_SOURCE RECORDS:_
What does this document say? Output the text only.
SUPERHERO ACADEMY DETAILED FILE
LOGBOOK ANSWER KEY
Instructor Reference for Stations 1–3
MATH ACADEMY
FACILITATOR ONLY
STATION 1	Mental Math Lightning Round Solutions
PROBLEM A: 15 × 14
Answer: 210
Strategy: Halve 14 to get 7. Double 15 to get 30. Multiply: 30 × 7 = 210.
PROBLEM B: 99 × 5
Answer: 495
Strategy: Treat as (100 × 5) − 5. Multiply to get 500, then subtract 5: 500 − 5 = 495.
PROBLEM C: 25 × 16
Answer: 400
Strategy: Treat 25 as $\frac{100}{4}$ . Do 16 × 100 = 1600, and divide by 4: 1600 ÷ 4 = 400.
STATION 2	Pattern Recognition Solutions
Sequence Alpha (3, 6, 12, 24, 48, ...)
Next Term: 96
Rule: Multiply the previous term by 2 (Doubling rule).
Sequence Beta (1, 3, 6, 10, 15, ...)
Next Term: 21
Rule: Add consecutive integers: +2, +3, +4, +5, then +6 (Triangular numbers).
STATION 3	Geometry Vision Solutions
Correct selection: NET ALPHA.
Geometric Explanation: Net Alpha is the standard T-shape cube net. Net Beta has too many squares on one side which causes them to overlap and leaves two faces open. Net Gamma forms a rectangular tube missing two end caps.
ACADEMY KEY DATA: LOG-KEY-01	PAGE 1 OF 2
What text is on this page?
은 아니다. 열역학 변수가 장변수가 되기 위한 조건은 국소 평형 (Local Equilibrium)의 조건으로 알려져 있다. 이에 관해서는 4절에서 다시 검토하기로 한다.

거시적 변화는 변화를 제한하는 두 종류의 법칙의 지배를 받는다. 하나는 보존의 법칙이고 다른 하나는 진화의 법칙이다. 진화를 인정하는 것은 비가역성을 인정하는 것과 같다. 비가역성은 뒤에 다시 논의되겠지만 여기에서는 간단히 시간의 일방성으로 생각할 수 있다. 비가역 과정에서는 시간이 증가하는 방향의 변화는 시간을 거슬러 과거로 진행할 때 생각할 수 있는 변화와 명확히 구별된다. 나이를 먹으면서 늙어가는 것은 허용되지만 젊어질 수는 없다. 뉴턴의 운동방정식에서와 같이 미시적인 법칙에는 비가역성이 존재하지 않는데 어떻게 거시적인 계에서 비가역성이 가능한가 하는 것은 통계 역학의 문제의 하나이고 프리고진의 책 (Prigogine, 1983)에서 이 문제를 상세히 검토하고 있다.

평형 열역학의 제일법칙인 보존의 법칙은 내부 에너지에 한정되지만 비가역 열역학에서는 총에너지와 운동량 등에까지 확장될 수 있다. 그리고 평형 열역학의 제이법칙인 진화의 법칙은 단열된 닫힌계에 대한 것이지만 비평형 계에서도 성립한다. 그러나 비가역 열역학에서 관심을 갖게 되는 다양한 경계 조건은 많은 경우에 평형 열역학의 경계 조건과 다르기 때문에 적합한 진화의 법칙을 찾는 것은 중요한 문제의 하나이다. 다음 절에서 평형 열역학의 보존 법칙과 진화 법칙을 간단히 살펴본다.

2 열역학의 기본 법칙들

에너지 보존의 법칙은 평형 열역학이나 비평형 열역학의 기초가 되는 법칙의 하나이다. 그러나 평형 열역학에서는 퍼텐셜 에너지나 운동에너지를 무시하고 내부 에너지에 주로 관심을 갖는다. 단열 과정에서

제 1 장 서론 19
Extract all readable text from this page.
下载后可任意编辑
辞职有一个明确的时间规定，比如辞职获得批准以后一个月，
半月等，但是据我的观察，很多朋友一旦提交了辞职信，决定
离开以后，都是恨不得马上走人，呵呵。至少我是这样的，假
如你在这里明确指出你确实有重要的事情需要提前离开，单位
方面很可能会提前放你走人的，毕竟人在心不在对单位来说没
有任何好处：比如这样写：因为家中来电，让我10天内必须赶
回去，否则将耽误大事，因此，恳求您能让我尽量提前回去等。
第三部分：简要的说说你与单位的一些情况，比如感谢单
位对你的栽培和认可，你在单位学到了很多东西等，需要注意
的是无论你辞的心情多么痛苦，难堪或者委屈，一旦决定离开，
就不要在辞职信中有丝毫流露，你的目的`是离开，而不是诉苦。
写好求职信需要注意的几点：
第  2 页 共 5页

_SHORT TASK:_ Retype the whole listing, matching it exactly.

_TASK OUTPUT:_
What does this document say? Output the text only.
SUPERHERO ACADEMY DETAILED FILE
LOGBOOK ANSWER KEY
Instructor Reference for Stations 1–3
MATH ACADEMY
FACILITATOR ONLY
STATION 1	Mental Math Lightning Round Solutions
PROBLEM A: 15 × 14
Answer: 210
Strategy: Halve 14 to get 7. Double 15 to get 30. Multiply: 30 × 7 = 210.
PROBLEM B: 99 × 5
Answer: 495
Strategy: Treat as (100 × 5) − 5. Multiply to get 500, then subtract 5: 500 − 5 = 495.
PROBLEM C: 25 × 16
Answer: 400
Strategy: Treat 25 as $\frac{100}{4}$ . Do 16 × 100 = 1600, and divide by 4: 1600 ÷ 4 = 400.
STATION 2	Pattern Recognition Solutions
Sequence Alpha (3, 6, 12, 24, 48, ...)
Next Term: 96
Rule: Multiply the previous term by 2 (Doubling rule).
Sequence Beta (1, 3, 6, 10, 15, ...)
Next Term: 21
Rule: Add consecutive integers: +2, +3, +4, +5, then +6 (Triangular numbers).
STATION 3	Geometry Vision Solutions
Correct selection: NET ALPHA.
Geometric Explanation: Net Alpha is the standard T-shape cube net. Net Beta has too many squares on one side which causes them to overlap and leaves two faces open. Net Gamma forms a rectangular tube missing two end caps.
ACADEMY KEY DATA: LOG-KEY-01	PAGE 1 OF 2
What text is on this page?
은 아니다. 열역학 변수가 장변수가 되기 위한 조건은 국소 평형 (Local Equilibrium)의 조건으로 알려져 있다. 이에 관해서는 4절에서 다시 검토하기로 한다.

거시적 변화는 변화를 제한하는 두 종류의 법칙의 지배를 받는다. 하나는 보존의 법칙이고 다른 하나는 진화의 법칙이다. 진화를 인정하는 것은 비가역성을 인정하는 것과 같다. 비가역성은 뒤에 다시 논의되겠지만 여기에서는 간단히 시간의 일방성으로 생각할 수 있다. 비가역 과정에서는 시간이 증가하는 방향의 변화는 시간을 거슬러 과거로 진행할 때 생각할 수 있는 변화와 명확히 구별된다. 나이를 먹으면서 늙어가는 것은 허용되지만 젊어질 수는 없다. 뉴턴의 운동방정식에서와 같이 미시적인 법칙에는 비가역성이 존재하지 않는데 어떻게 거시적인 계에서 비가역성이 가능한가 하는 것은 통계 역학의 문제의 하나이고 프리고진의 책 (Prigogine, 1983)에서 이 문제를 상세히 검토하고 있다.

평형 열역학의 제일법칙인 보존의 법칙은 내부 에너지에 한정되지만 비가역 열역학에서는 총에너지와 운동량 등에까지 확장될 수 있다. 그리고 평형 열역학의 제이법칙인 진화의 법칙은 단열된 닫힌계에 대한 것이지만 비평형 계에서도 성립한다. 그러나 비가역 열역학에서 관심을 갖게 되는 다양한 경계 조건은 많은 경우에 평형 열역학의 경계 조건과 다르기 때문에 적합한 진화의 법칙을 찾는 것은 중요한 문제의 하나이다. 다음 절에서 평형 열역학의 보존 법칙과 진화 법칙을 간단히 살펴본다.

2 열역학의 기본 법칙들

에너지 보존의 법칙은 평형 열역학이나 비평형 열역학의 기초가 되는 법칙의 하나이다. 그러나 평형 열역학에서는 퍼텐셜 에너지나 운동에너지를 무시하고 내부 에너지에 주로 관심을 갖는다. 단열 과정에서

제 1 장 서론 19
Extract all readable text from this page.
下载后可任意编辑
辞职有一个明确的时间规定，比如辞职获得批准以后一个月，
半月等，但是据我的观察，很多朋友一旦提交了辞职信，决定
离开以后，都是恨不得马上走人，呵呵。至少我是这样的，假
如你在这里明确指出你确实有重要的事情需要提前离开，单位
方面很可能会提前放你走人的，毕竟人在心不在对单位来说没
有任何好处：比如这样写：因为家中来电，让我10天内必须赶
回去，否则将耽误大事，因此，恳求您能让我尽量提前回去等。
第三部分：简要的说说你与单位的一些情况，比如感谢单
位对你的栽培和认可，你在单位学到了很多东西等，需要注意
的是无论你辞的心情多么痛苦，难堪或者委屈，一旦决定离开，
就不要在辞职信中有丝毫流露，你的目的`是离开，而不是诉苦。
写好求职信需要注意的几点：
第  2 页 共 5页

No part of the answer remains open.